═════ Information given

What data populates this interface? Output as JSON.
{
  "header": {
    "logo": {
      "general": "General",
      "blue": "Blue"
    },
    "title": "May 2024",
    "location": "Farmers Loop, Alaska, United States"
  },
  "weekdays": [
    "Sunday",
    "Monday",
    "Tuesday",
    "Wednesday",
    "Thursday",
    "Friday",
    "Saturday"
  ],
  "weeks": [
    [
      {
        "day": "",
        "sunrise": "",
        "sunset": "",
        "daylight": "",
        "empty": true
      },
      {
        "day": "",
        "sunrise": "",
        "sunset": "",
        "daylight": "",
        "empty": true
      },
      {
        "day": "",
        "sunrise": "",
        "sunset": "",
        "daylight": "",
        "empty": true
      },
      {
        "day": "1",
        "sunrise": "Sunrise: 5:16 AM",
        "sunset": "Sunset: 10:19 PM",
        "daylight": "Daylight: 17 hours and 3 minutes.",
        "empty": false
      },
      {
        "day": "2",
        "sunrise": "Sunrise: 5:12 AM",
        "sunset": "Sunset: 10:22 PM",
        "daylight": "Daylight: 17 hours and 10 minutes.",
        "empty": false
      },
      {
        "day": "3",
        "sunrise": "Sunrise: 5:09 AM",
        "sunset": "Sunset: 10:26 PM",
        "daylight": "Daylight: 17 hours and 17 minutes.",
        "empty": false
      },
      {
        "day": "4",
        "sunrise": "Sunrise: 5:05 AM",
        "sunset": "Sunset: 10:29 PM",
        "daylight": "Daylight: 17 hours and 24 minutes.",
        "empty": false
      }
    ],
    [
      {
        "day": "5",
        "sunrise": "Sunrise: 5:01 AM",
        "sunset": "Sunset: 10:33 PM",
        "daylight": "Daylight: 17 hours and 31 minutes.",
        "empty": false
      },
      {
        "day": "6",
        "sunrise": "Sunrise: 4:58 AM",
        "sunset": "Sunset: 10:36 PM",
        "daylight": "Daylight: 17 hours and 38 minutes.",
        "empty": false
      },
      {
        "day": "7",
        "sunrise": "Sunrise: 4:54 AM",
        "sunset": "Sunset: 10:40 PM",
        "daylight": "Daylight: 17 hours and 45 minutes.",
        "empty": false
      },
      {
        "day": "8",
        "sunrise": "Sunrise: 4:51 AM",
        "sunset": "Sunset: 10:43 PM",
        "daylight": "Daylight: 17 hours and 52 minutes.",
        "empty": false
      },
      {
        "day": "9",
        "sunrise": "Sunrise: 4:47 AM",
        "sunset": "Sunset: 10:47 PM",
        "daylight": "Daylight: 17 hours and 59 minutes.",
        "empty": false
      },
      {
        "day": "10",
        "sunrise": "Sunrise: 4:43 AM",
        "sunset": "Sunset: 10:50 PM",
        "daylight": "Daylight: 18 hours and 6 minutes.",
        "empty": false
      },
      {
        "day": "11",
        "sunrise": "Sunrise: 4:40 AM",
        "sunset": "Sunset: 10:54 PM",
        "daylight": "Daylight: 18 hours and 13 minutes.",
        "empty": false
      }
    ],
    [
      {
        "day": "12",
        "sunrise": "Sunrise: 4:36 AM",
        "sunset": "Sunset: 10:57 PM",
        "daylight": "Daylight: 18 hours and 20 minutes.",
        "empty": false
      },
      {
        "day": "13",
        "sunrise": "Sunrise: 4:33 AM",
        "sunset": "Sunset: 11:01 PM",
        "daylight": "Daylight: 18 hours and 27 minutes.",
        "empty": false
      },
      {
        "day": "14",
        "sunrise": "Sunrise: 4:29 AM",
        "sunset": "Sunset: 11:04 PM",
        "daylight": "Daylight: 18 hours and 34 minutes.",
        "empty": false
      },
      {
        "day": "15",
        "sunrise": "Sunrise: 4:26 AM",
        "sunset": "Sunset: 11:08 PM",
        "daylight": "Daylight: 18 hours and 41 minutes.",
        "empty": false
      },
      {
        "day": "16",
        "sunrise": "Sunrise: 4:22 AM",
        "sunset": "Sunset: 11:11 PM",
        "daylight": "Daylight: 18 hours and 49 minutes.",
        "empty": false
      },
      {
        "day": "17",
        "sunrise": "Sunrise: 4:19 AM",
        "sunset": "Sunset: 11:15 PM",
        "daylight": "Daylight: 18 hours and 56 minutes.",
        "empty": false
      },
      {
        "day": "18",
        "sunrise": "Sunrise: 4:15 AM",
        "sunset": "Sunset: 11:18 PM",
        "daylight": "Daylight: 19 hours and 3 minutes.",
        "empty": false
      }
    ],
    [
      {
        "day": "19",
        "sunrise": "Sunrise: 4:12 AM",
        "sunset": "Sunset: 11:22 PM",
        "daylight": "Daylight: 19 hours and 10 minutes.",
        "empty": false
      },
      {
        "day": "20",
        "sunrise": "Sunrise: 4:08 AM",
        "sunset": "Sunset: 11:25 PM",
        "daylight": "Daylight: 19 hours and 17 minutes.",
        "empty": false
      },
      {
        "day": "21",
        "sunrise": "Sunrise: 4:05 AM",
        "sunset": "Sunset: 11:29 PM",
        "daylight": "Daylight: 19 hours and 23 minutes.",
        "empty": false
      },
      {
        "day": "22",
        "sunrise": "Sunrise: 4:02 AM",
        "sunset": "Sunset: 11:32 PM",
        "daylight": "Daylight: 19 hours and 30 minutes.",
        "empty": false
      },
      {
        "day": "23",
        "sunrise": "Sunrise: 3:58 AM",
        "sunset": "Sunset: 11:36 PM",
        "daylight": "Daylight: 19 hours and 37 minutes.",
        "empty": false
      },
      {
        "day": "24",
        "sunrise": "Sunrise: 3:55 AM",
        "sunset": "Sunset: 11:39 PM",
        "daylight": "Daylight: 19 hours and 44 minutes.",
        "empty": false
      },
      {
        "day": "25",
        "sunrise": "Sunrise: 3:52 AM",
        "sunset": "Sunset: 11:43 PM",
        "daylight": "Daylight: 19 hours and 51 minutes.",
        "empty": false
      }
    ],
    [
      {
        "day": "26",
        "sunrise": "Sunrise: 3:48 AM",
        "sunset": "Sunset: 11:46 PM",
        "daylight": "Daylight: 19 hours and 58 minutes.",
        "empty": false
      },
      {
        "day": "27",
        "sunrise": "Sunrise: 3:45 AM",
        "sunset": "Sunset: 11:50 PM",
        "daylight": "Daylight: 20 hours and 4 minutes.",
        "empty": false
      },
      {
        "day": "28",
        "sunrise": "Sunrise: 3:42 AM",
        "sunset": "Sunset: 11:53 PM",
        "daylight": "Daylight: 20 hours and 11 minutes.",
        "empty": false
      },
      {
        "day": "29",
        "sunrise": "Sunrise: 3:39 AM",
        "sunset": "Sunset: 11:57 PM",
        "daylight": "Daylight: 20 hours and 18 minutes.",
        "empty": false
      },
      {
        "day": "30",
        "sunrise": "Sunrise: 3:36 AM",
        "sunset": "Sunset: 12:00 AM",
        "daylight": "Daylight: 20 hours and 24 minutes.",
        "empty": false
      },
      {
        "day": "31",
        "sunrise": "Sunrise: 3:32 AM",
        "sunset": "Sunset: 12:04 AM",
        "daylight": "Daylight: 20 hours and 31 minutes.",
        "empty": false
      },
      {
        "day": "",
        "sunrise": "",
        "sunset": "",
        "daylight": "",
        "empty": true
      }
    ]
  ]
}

══════════

- **Directions**
Your task is to reproduce the whole listing exactly.

- **Expected answer**
What data populates this interface? Output as JSON.
{
  "header": {
    "logo": {
      "general": "General",
      "blue": "Blue"
    },
    "title": "May 2024",
    "location": "Farmers Loop, Alaska, United States"
  },
  "weekdays": [
    "Sunday",
    "Monday",
    "Tuesday",
    "Wednesday",
    "Thursday",
    "Friday",
    "Saturday"
  ],
  "weeks": [
    [
      {
        "day": "",
        "sunrise": "",
        "sunset": "",
        "daylight": "",
        "empty": true
      },
      {
        "day": "",
        "sunrise": "",
        "sunset": "",
        "daylight": "",
        "empty": true
      },
      {
        "day": "",
        "sunrise": "",
        "sunset": "",
        "daylight": "",
        "empty": true
      },
      {
        "day": "1",
        "sunrise": "Sunrise: 5:16 AM",
        "sunset": "Sunset: 10:19 PM",
        "daylight": "Daylight: 17 hours and 3 minutes.",
        "empty": false
      },
      {
        "day": "2",
        "sunrise": "Sunrise: 5:12 AM",
        "sunset": "Sunset: 10:22 PM",
        "daylight": "Daylight: 17 hours and 10 minutes.",
        "empty": false
      },
      {
        "day": "3",
        "sunrise": "Sunrise: 5:09 AM",
        "sunset": "Sunset: 10:26 PM",
        "daylight": "Daylight: 17 hours and 17 minutes.",
        "empty": false
      },
      {
        "day": "4",
        "sunrise": "Sunrise: 5:05 AM",
        "sunset": "Sunset: 10:29 PM",
        "daylight": "Daylight: 17 hours and 24 minutes.",
        "empty": false
      }
    ],
    [
      {
        "day": "5",
        "sunrise": "Sunrise: 5:01 AM",
        "sunset": "Sunset: 10:33 PM",
        "daylight": "Daylight: 17 hours and 31 minutes.",
        "empty": false
      },
      {
        "day": "6",
        "sunrise": "Sunrise: 4:58 AM",
        "sunset": "Sunset: 10:36 PM",
        "daylight": "Daylight: 17 hours and 38 minutes.",
        "empty": false
      },
      {
        "day": "7",
        "sunrise": "Sunrise: 4:54 AM",
        "sunset": "Sunset: 10:40 PM",
        "daylight": "Daylight: 17 hours and 45 minutes.",
        "empty": false
      },
      {
        "day": "8",
        "sunrise": "Sunrise: 4:51 AM",
        "sunset": "Sunset: 10:43 PM",
        "daylight": "Daylight: 17 hours and 52 minutes.",
        "empty": false
      },
      {
        "day": "9",
        "sunrise": "Sunrise: 4:47 AM",
        "sunset": "Sunset: 10:47 PM",
        "daylight": "Daylight: 17 hours and 59 minutes.",
        "empty": false
      },
      {
        "day": "10",
        "sunrise": "Sunrise: 4:43 AM",
        "sunset": "Sunset: 10:50 PM",
        "daylight": "Daylight: 18 hours and 6 minutes.",
        "empty": false
      },
      {
        "day": "11",
        "sunrise": "Sunrise: 4:40 AM",
        "sunset": "Sunset: 10:54 PM",
        "daylight": "Daylight: 18 hours and 13 minutes.",
        "empty": false
      }
    ],
    [
      {
        "day": "12",
        "sunrise": "Sunrise: 4:36 AM",
        "sunset": "Sunset: 10:57 PM",
        "daylight": "Daylight: 18 hours and 20 minutes.",
        "empty": false
      },
      {
        "day": "13",
        "sunrise": "Sunrise: 4:33 AM",
        "sunset": "Sunset: 11:01 PM",
        "daylight": "Daylight: 18 hours and 27 minutes.",
        "empty": false
      },
      {
        "day": "14",
        "sunrise": "Sunrise: 4:29 AM",
        "sunset": "Sunset: 11:04 PM",
        "daylight": "Daylight: 18 hours and 34 minutes.",
        "empty": false
      },
      {
        "day": "15",
        "sunrise": "Sunrise: 4:26 AM",
        "sunset": "Sunset: 11:08 PM",
        "daylight": "Daylight: 18 hours and 41 minutes.",
        "empty": false
      },
      {
        "day": "16",
        "sunrise": "Sunrise: 4:22 AM",
        "sunset": "Sunset: 11:11 PM",
        "daylight": "Daylight: 18 hours and 49 minutes.",
        "empty": false
      },
      {
        "day": "17",
        "sunrise": "Sunrise: 4:19 AM",
        "sunset": "Sunset: 11:15 PM",
        "daylight": "Daylight: 18 hours and 56 minutes.",
        "empty": false
      },
      {
        "day": "18",
        "sunrise": "Sunrise: 4:15 AM",
        "sunset": "Sunset: 11:18 PM",
        "daylight": "Daylight: 19 hours and 3 minutes.",
        "empty": false
      }
    ],
    [
      {
        "day": "19",
        "sunrise": "Sunrise: 4:12 AM",
        "sunset": "Sunset: 11:22 PM",
        "daylight": "Daylight: 19 hours and 10 minutes.",
        "empty": false
      },
      {
        "day": "20",
        "sunrise": "Sunrise: 4:08 AM",
        "sunset": "Sunset: 11:25 PM",
        "daylight": "Daylight: 19 hours and 17 minutes.",
        "empty": false
      },
      {
        "day": "21",
        "sunrise": "Sunrise: 4:05 AM",
        "sunset": "Sunset: 11:29 PM",
        "daylight": "Daylight: 19 hours and 23 minutes.",
        "empty": false
      },
      {
        "day": "22",
        "sunrise": "Sunrise: 4:02 AM",
        "sunset": "Sunset: 11:32 PM",
        "daylight": "Daylight: 19 hours and 30 minutes.",
        "empty": false
      },
      {
        "day": "23",
        "sunrise": "Sunrise: 3:58 AM",
        "sunset": "Sunset: 11:36 PM",
        "daylight": "Daylight: 19 hours and 37 minutes.",
        "empty": false
      },
      {
        "day": "24",
        "sunrise": "Sunrise: 3:55 AM",
        "sunset": "Sunset: 11:39 PM",
        "daylight": "Daylight: 19 hours and 44 minutes.",
        "empty": false
      },
      {
        "day": "25",
        "sunrise": "Sunrise: 3:52 AM",
        "sunset": "Sunset: 11:43 PM",
        "daylight": "Daylight: 19 hours and 51 minutes.",
        "empty": false
      }
    ],
    [
      {
        "day": "26",
        "sunrise": "Sunrise: 3:48 AM",
        "sunset": "Sunset: 11:46 PM",
        "daylight": "Daylight: 19 hours and 58 minutes.",
        "empty": false
      },
      {
        "day": "27",
        "sunrise": "Sunrise: 3:45 AM",
        "sunset": "Sunset: 11:50 PM",
        "daylight": "Daylight: 20 hours and 4 minutes.",
        "empty": false
      },
      {
        "day": "28",
        "sunrise": "Sunrise: 3:42 AM",
        "sunset": "Sunset: 11:53 PM",
        "daylight": "Daylight: 20 hours and 11 minutes.",
        "empty": false
      },
      {
        "day": "29",
        "sunrise": "Sunrise: 3:39 AM",
        "sunset": "Sunset: 11:57 PM",
        "daylight": "Daylight: 20 hours and 18 minutes.",
        "empty": false
      },
      {
        "day": "30",
        "sunrise": "Sunrise: 3:36 AM",
        "sunset": "Sunset: 12:00 AM",
        "daylight": "Daylight: 20 hours and 24 minutes.",
        "empty": false
      },
      {
        "day": "31",
        "sunrise": "Sunrise: 3:32 AM",
        "sunset": "Sunset: 12:04 AM",
        "daylight": "Daylight: 20 hours and 31 minutes.",
        "empty": false
      },
      {
        "day": "",
        "sunrise": "",
        "sunset": "",
        "daylight": "",
        "empty": true
      }
    ]
  ]
}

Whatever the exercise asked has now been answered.